EXERCISE GOAL: Your answer should be a single number: the count of lines holding the word "Bohrlochtiefe".

SUPPLIED DATA:

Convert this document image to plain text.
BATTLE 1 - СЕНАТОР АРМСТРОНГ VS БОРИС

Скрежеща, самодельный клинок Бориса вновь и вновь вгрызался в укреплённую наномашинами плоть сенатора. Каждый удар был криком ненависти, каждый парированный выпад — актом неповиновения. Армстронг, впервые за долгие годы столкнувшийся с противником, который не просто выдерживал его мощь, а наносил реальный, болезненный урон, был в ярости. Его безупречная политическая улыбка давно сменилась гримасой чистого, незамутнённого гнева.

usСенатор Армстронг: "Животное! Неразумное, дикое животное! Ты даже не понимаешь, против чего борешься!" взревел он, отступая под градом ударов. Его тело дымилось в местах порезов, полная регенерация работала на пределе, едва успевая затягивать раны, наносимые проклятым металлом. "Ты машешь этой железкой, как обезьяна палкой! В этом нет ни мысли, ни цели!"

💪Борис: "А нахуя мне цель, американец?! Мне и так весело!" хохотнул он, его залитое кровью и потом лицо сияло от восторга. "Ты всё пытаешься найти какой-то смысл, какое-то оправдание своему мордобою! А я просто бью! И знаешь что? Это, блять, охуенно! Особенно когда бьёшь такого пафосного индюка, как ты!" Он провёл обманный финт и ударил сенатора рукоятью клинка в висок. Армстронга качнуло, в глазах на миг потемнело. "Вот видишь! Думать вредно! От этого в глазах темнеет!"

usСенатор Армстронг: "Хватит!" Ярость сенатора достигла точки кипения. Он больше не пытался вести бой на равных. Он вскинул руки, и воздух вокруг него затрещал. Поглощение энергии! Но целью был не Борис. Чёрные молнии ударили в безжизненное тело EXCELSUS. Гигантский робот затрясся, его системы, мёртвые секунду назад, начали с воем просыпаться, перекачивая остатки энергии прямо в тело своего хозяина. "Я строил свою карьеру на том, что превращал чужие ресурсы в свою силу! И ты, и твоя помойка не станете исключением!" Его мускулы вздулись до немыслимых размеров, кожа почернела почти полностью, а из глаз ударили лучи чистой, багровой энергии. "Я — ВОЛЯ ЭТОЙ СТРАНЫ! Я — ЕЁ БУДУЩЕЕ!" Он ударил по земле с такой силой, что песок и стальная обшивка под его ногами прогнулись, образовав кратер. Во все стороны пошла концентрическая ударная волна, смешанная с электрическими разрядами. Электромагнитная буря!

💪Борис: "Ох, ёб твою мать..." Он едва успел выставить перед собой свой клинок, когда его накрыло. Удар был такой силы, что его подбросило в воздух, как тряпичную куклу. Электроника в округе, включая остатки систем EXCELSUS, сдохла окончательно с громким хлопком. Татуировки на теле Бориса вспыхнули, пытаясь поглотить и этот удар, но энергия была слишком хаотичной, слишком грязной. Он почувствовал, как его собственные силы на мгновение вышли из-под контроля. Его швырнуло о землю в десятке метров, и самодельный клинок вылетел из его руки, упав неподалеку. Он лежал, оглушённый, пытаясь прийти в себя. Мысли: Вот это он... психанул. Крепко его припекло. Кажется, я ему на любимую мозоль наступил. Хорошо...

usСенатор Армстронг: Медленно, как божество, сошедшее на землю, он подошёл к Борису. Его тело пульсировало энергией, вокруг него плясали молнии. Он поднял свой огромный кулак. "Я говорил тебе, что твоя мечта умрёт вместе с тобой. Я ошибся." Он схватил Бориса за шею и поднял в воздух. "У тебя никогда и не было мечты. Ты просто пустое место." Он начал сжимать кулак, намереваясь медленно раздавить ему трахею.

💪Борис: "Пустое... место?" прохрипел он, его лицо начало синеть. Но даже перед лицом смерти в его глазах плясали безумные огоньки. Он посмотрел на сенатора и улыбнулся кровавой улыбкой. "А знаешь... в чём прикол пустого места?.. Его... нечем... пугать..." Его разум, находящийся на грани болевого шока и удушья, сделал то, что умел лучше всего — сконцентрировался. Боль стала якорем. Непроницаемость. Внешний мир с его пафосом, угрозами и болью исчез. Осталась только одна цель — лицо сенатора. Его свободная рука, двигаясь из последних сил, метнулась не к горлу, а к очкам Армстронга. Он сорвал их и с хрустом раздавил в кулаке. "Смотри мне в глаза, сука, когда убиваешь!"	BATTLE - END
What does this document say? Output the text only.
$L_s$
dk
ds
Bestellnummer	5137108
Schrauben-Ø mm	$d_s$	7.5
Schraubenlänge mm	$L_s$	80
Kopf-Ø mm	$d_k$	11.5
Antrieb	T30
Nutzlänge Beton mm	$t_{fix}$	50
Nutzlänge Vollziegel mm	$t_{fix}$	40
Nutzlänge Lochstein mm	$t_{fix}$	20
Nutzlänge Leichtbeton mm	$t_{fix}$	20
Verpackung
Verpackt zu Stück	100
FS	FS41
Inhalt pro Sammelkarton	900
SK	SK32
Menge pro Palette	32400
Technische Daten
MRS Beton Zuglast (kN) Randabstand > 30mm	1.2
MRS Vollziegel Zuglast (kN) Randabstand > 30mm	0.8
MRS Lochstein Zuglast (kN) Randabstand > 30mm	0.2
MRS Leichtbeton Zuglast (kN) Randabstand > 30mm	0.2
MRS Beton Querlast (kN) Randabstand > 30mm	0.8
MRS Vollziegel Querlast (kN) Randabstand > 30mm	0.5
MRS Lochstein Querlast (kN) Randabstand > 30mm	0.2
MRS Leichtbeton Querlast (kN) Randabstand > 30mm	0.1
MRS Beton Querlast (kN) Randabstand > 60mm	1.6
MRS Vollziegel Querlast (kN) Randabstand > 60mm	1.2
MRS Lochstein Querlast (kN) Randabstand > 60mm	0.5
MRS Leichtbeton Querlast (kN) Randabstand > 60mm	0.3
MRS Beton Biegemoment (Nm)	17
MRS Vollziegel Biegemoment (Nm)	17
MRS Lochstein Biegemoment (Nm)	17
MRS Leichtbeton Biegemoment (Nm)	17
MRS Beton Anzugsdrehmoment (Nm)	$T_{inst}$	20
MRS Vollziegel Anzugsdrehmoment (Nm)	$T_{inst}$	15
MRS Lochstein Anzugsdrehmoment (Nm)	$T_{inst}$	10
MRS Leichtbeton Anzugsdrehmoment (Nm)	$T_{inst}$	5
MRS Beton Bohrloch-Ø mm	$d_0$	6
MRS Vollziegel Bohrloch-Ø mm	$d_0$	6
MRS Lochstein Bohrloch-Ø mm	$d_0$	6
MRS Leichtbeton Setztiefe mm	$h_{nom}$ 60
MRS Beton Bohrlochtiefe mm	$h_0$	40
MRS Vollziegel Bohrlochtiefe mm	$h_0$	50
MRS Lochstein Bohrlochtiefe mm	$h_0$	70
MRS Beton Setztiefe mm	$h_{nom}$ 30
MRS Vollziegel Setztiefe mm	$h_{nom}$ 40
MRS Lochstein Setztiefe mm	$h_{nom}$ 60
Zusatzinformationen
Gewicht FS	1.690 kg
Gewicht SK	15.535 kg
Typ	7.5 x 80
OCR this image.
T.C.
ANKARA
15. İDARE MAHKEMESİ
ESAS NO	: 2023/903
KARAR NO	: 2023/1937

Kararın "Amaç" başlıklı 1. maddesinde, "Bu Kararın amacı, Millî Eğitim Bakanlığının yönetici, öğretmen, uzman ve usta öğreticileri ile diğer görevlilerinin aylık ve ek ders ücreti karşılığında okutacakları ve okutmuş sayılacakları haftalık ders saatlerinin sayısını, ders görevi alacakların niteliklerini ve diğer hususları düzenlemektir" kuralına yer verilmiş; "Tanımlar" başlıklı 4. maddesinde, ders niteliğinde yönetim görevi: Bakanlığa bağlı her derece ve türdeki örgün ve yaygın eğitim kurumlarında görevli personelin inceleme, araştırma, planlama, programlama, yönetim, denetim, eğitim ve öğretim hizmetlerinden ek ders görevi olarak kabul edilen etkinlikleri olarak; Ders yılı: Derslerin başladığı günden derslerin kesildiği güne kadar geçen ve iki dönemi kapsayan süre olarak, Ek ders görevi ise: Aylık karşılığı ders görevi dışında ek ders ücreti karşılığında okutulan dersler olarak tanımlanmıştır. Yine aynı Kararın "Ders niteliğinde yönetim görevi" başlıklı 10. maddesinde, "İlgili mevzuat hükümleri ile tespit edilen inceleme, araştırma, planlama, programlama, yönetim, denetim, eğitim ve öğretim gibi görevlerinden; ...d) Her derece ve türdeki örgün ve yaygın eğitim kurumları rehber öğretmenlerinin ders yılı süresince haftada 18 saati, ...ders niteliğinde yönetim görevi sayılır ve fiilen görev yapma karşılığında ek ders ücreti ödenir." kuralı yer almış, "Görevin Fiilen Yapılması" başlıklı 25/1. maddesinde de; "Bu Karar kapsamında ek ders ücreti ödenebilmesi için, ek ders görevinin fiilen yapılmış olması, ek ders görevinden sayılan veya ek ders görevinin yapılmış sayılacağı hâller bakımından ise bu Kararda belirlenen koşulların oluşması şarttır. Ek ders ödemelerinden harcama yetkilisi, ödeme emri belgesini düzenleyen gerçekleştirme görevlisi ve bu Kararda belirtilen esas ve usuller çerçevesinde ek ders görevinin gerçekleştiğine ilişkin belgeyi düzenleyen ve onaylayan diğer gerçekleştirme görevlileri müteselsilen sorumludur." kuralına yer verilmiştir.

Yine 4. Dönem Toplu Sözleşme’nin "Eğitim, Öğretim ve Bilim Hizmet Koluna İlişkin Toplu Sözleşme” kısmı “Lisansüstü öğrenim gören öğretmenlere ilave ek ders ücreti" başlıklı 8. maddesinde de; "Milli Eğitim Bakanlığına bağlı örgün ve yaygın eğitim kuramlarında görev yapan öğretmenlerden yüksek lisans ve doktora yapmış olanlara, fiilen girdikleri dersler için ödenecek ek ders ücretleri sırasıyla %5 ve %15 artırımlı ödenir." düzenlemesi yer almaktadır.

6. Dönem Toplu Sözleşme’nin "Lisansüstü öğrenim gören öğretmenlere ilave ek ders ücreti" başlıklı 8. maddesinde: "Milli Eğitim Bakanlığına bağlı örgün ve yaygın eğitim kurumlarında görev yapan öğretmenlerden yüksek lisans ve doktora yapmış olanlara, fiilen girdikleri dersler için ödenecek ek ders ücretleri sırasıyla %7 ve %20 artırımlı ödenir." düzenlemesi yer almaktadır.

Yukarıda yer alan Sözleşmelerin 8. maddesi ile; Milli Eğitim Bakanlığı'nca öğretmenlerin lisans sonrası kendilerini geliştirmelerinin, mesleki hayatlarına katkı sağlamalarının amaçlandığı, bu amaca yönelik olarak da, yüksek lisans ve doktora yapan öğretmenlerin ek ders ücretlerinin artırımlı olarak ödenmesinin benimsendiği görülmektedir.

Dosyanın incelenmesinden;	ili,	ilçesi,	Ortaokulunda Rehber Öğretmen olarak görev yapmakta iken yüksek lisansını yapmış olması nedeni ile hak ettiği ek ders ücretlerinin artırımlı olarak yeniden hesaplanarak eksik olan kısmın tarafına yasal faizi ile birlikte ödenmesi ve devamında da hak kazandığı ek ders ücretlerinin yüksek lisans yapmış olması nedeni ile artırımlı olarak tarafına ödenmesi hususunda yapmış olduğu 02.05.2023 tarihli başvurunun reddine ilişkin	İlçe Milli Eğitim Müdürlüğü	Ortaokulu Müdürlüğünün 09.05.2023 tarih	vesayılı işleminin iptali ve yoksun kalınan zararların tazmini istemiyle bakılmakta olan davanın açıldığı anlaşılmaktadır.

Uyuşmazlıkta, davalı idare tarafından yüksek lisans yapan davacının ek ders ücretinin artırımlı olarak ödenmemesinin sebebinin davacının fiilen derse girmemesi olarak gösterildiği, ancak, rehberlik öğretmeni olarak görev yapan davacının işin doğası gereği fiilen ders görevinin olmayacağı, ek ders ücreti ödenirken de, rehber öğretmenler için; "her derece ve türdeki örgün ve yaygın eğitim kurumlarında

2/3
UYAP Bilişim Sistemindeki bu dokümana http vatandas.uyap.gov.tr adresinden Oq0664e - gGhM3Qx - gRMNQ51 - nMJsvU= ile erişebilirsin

RESULT: 3